§ **SHORT TASK**: Find and copy lines holding "labels".

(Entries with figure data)
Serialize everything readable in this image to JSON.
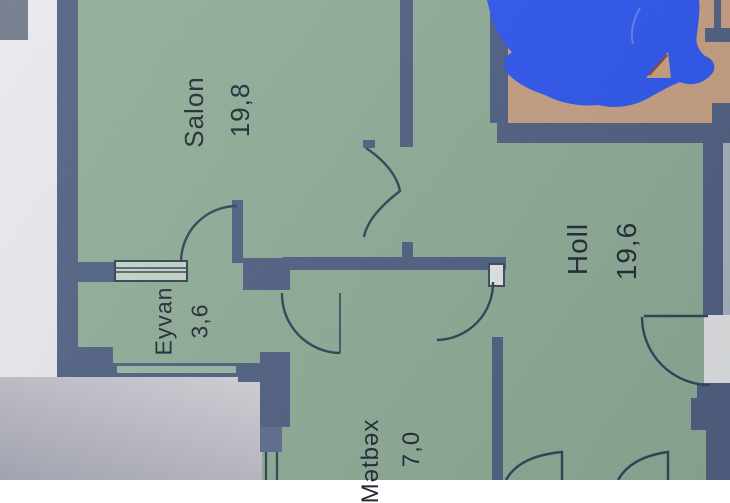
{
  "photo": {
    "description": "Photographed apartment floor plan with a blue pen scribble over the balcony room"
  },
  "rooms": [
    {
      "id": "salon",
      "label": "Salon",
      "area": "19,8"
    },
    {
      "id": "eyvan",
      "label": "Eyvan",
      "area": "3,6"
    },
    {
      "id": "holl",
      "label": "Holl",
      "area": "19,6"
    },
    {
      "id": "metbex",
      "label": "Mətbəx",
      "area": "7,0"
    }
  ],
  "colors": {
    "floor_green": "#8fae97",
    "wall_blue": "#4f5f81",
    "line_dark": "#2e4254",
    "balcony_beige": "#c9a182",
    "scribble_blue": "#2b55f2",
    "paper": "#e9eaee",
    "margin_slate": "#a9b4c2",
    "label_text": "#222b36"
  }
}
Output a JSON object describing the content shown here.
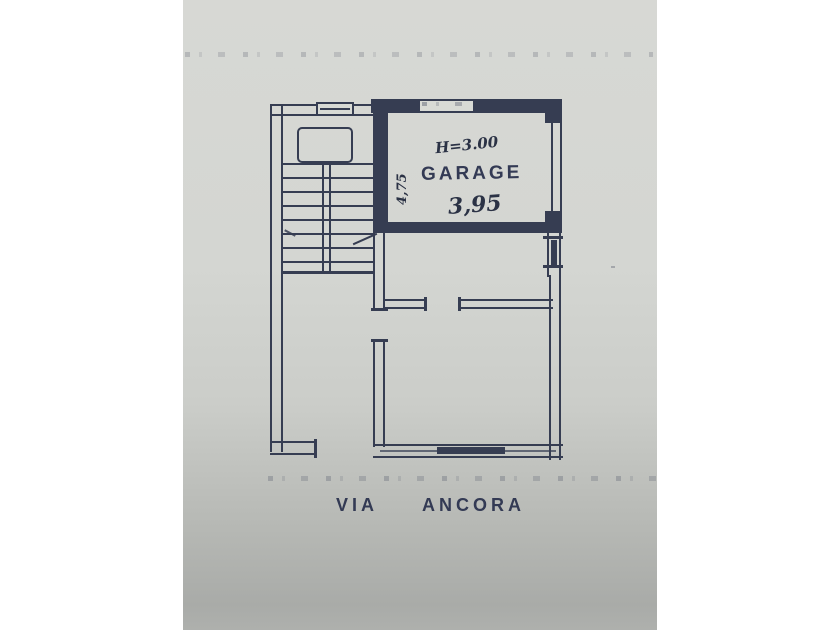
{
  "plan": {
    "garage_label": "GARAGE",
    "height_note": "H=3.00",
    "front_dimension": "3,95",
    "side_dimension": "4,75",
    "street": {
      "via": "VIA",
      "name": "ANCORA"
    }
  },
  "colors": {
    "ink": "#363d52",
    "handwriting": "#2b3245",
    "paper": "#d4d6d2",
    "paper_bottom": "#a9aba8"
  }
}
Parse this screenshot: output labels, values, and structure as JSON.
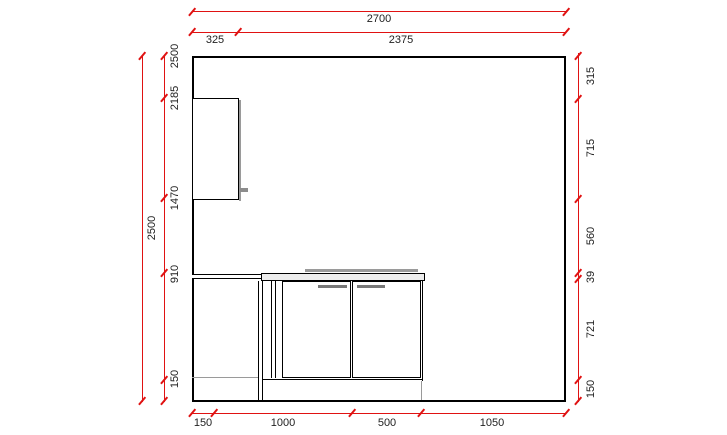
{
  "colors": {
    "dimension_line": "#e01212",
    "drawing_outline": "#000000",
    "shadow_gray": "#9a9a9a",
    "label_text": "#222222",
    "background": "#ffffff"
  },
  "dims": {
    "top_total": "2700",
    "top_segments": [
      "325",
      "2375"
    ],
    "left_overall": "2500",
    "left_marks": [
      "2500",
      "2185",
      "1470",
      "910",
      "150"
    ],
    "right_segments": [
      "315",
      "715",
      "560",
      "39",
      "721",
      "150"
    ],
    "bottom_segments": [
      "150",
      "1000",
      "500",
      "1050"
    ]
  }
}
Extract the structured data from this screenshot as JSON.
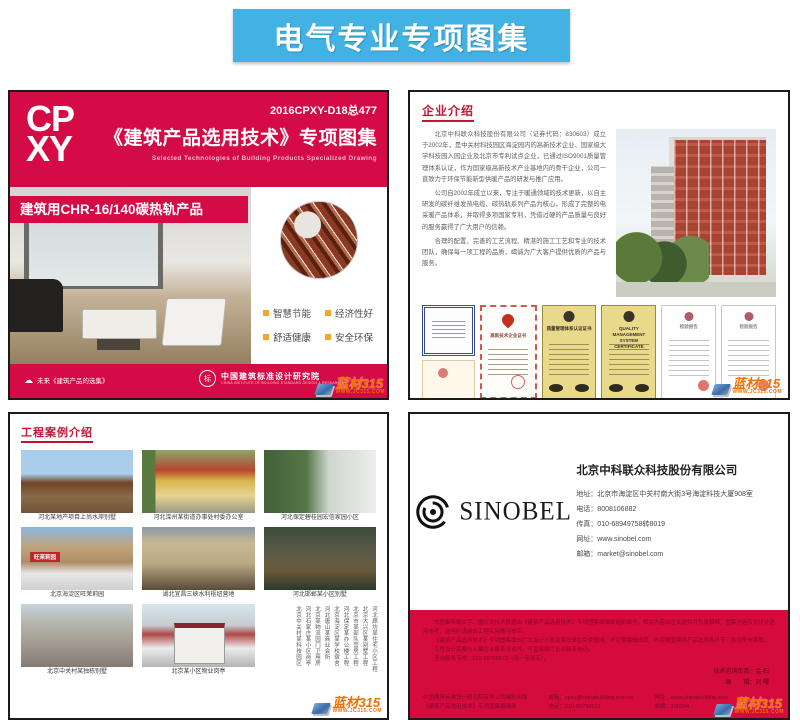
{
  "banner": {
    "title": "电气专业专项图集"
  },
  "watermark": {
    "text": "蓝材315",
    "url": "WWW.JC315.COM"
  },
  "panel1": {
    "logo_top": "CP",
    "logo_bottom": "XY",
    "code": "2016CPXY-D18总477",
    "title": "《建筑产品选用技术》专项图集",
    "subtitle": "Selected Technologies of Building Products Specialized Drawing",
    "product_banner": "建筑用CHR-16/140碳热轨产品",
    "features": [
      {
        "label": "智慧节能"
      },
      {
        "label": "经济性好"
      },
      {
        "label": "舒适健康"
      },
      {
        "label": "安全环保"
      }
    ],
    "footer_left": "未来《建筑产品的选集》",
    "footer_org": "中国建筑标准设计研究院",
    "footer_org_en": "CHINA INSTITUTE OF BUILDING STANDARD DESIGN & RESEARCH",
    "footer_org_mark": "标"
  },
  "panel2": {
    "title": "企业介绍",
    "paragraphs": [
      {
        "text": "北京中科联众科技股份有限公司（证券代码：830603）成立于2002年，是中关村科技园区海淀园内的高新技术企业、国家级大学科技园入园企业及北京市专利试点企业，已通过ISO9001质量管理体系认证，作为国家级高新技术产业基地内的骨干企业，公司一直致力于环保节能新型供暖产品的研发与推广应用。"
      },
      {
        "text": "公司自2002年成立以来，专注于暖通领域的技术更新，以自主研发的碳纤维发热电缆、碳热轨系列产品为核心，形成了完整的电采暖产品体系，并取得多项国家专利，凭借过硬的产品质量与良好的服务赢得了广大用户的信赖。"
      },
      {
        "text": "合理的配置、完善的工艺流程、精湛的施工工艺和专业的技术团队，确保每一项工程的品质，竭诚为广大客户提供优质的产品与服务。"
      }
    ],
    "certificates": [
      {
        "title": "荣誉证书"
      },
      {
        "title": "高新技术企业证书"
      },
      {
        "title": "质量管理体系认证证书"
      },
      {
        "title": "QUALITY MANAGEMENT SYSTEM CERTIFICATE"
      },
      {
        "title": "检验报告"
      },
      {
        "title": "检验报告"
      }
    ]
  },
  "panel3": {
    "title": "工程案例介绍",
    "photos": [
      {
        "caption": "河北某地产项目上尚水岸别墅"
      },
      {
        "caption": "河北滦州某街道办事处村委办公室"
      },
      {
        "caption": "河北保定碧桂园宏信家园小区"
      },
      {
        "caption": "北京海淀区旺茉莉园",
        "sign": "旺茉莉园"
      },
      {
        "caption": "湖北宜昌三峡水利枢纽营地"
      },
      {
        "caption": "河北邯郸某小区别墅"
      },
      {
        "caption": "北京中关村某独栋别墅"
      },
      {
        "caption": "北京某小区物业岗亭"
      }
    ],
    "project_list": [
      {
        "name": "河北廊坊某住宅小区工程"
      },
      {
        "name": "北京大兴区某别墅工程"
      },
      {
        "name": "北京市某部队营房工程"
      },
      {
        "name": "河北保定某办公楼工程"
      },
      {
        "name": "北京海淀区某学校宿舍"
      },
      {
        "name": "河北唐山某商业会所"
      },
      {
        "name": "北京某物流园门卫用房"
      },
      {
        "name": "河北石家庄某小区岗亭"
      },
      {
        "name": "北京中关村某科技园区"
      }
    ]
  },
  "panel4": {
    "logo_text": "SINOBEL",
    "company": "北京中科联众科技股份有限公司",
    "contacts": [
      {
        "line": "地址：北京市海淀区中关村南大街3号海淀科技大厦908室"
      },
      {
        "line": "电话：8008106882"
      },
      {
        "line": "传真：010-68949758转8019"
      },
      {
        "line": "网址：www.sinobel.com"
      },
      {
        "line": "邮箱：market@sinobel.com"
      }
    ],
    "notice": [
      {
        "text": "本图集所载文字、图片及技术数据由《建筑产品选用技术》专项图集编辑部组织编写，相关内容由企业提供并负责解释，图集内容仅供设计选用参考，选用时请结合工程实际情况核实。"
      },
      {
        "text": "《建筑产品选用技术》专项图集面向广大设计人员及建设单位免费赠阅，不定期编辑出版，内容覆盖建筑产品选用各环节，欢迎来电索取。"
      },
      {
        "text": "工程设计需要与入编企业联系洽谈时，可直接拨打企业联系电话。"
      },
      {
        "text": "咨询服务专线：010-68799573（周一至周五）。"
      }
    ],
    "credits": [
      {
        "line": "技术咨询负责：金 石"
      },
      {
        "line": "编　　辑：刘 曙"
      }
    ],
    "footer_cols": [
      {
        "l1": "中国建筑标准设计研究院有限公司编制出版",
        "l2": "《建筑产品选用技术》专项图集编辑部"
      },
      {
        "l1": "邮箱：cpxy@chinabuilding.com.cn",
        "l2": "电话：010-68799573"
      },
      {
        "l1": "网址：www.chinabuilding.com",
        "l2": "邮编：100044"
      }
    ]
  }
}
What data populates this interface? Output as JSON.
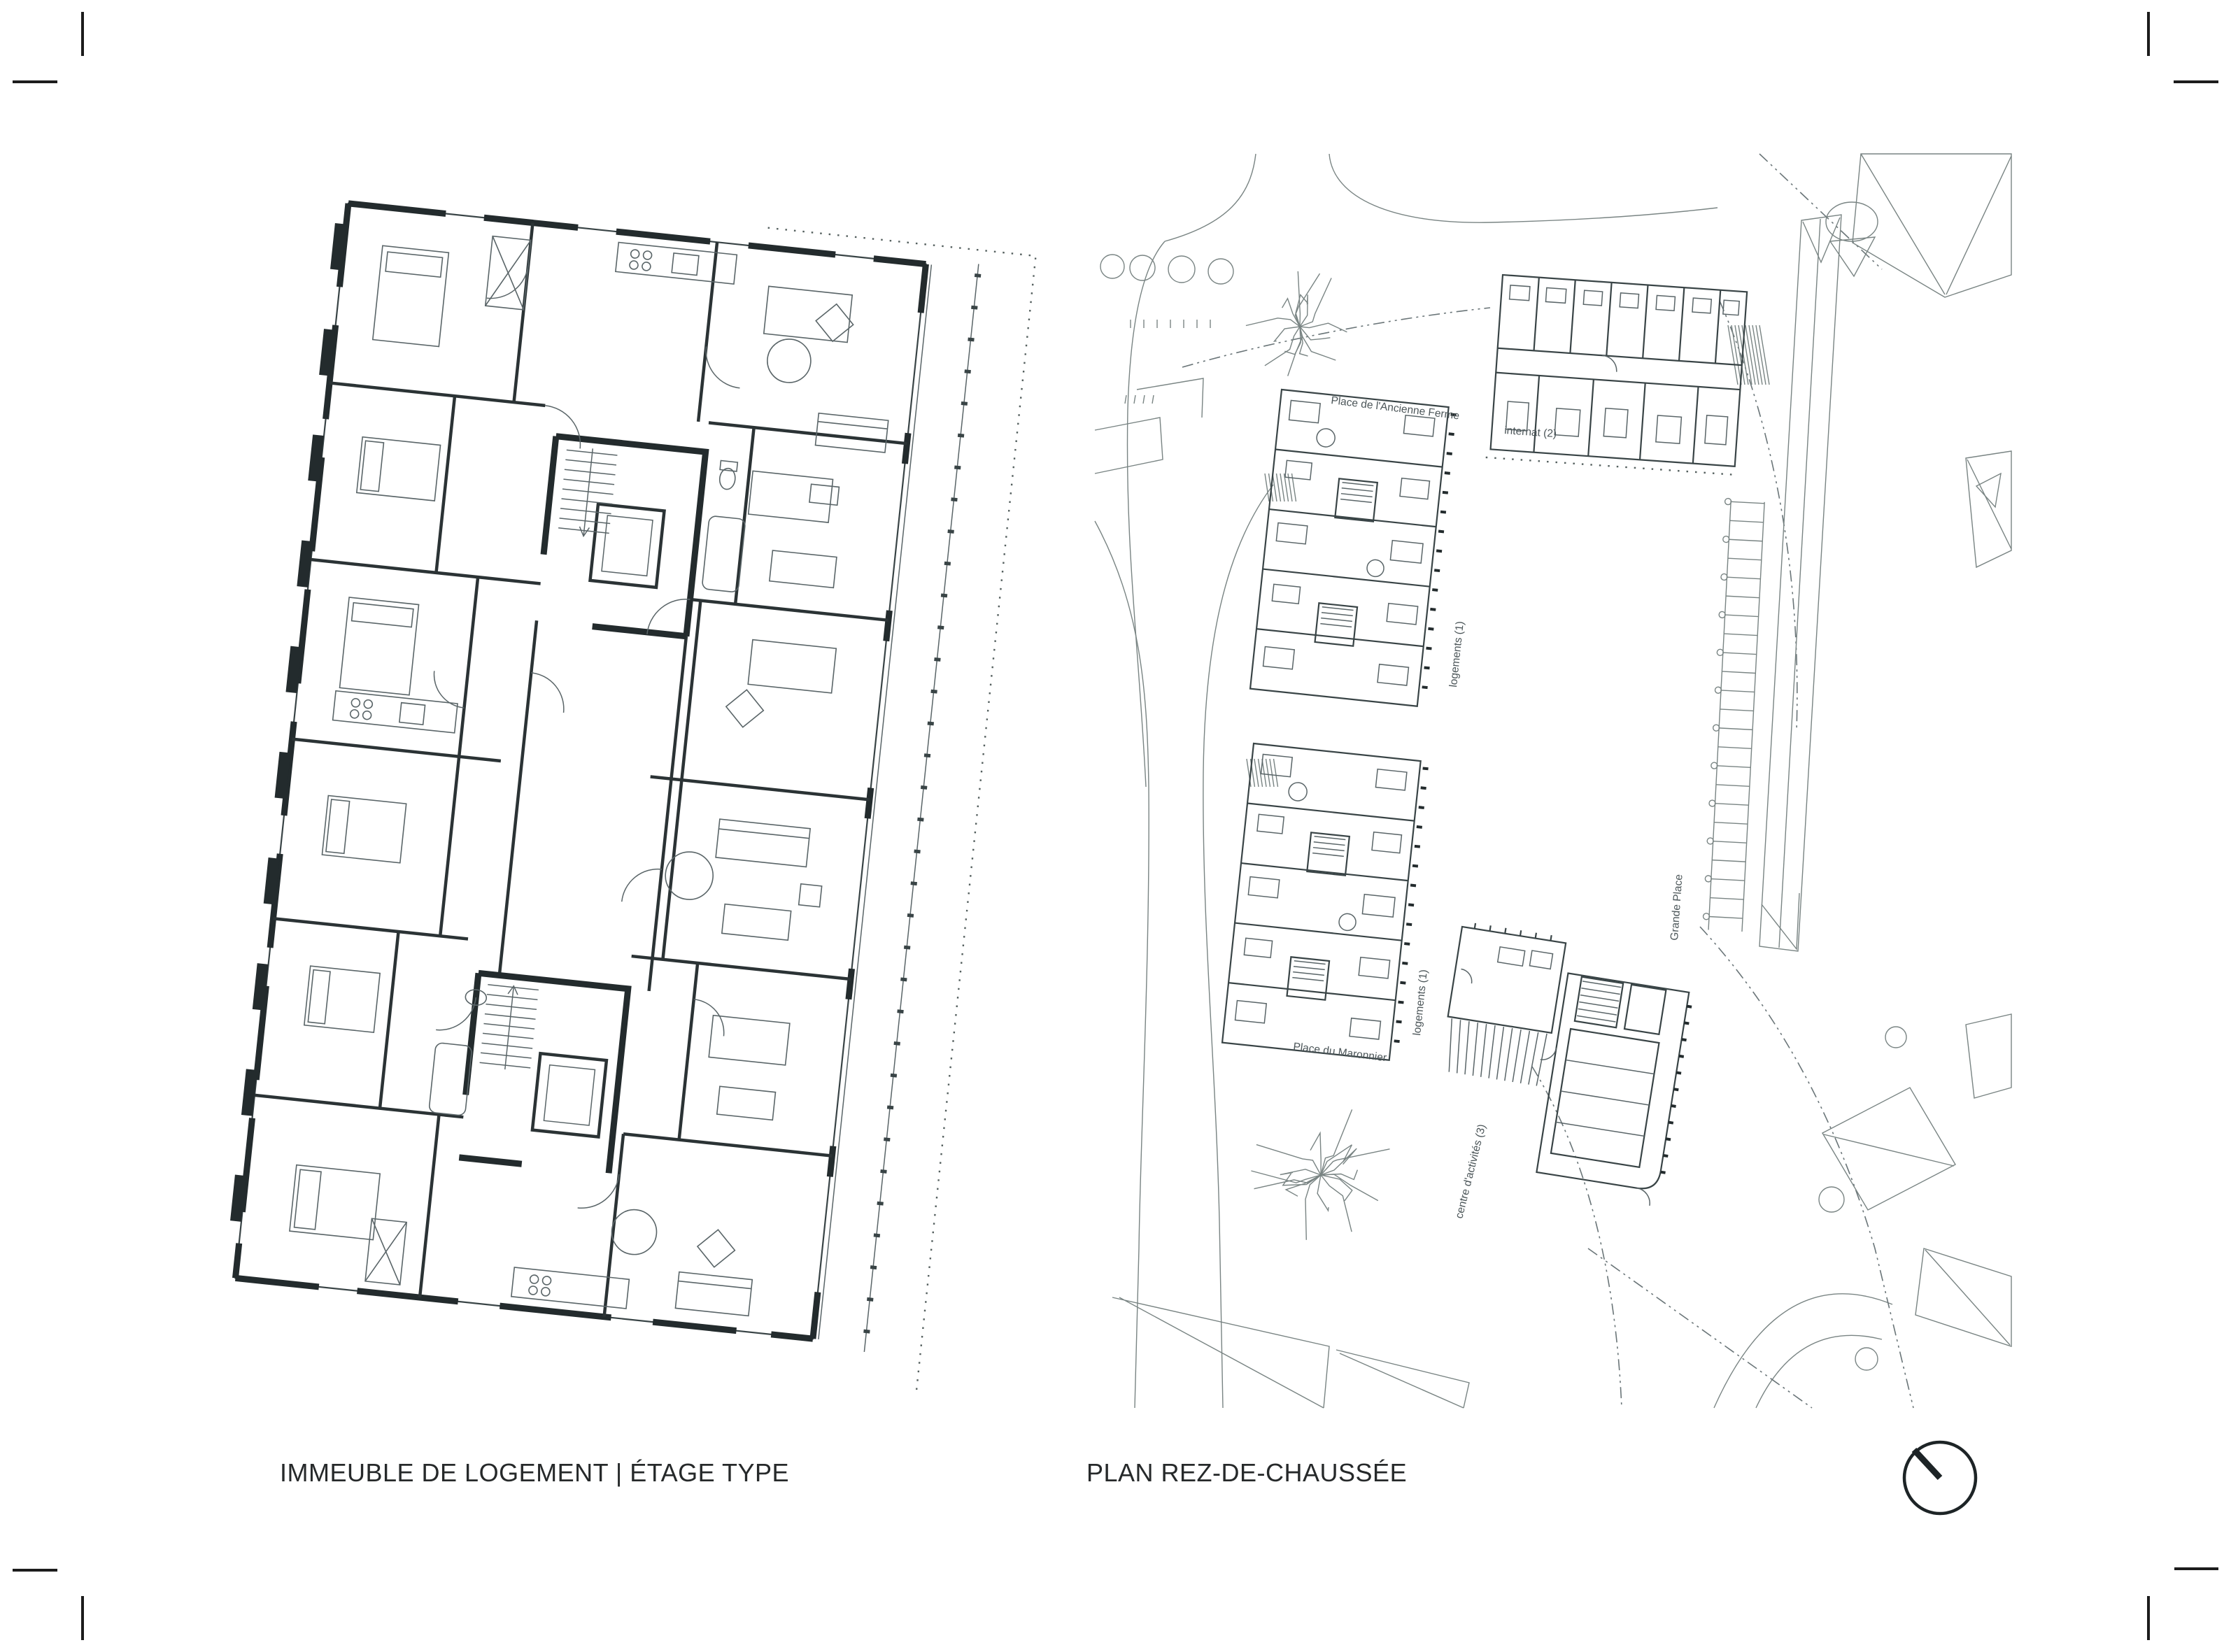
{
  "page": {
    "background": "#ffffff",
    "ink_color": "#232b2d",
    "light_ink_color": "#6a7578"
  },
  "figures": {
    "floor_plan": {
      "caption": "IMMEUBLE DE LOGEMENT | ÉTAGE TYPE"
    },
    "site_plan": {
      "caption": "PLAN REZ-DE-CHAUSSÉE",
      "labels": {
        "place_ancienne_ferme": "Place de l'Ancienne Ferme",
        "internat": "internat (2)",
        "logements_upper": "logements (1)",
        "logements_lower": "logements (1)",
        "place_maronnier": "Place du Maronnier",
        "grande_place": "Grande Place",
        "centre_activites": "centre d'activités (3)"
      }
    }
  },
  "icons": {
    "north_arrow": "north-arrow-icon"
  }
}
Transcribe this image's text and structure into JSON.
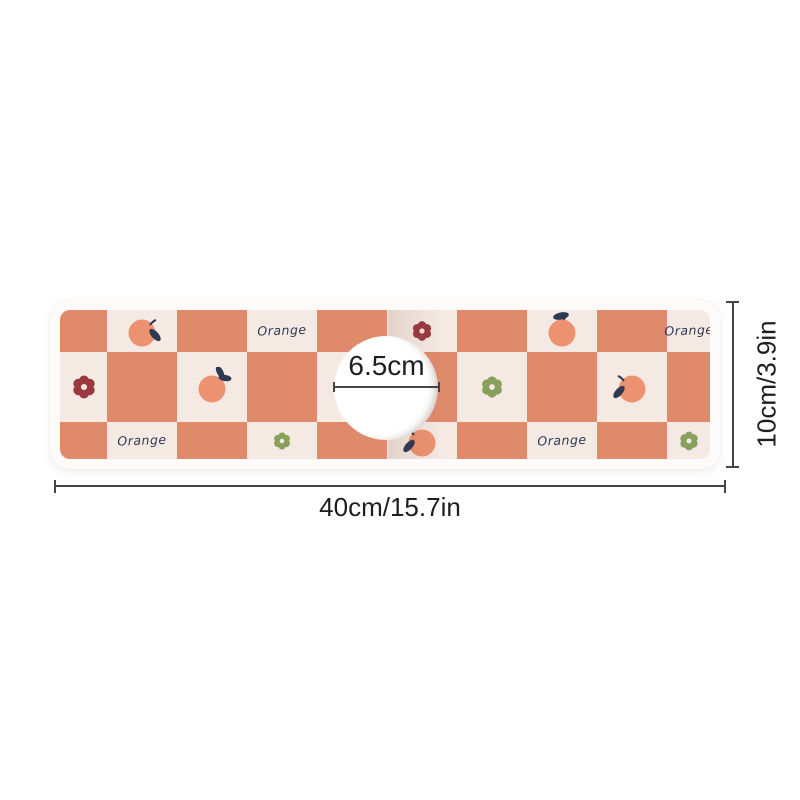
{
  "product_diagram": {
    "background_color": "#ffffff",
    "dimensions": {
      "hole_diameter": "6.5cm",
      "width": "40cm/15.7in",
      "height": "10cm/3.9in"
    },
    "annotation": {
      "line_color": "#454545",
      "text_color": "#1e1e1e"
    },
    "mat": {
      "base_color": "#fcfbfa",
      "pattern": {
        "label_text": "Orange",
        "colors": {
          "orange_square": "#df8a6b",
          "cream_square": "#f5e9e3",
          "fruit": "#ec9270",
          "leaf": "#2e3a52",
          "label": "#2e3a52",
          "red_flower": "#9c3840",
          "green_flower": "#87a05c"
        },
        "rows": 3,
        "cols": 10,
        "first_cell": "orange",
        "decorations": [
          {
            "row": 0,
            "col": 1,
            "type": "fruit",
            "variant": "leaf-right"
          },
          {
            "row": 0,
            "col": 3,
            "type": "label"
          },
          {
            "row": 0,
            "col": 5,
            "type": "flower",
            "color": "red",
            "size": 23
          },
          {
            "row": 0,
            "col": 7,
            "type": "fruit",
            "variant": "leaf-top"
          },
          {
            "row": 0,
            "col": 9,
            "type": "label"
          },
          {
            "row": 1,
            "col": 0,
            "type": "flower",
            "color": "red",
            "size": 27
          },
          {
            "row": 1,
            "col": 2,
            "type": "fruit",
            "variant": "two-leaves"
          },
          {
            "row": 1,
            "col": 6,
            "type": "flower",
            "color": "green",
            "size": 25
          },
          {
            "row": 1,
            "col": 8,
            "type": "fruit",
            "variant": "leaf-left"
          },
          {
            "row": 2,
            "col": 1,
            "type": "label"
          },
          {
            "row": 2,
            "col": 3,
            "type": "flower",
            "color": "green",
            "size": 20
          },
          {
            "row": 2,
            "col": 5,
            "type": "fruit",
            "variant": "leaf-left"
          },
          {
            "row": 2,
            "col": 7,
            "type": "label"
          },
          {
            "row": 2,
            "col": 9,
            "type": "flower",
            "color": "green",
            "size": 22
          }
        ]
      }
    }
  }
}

§ **FINAL RESULT**:
Parse this screenshot: output labels, values, and structure as JSON.
      "labels": {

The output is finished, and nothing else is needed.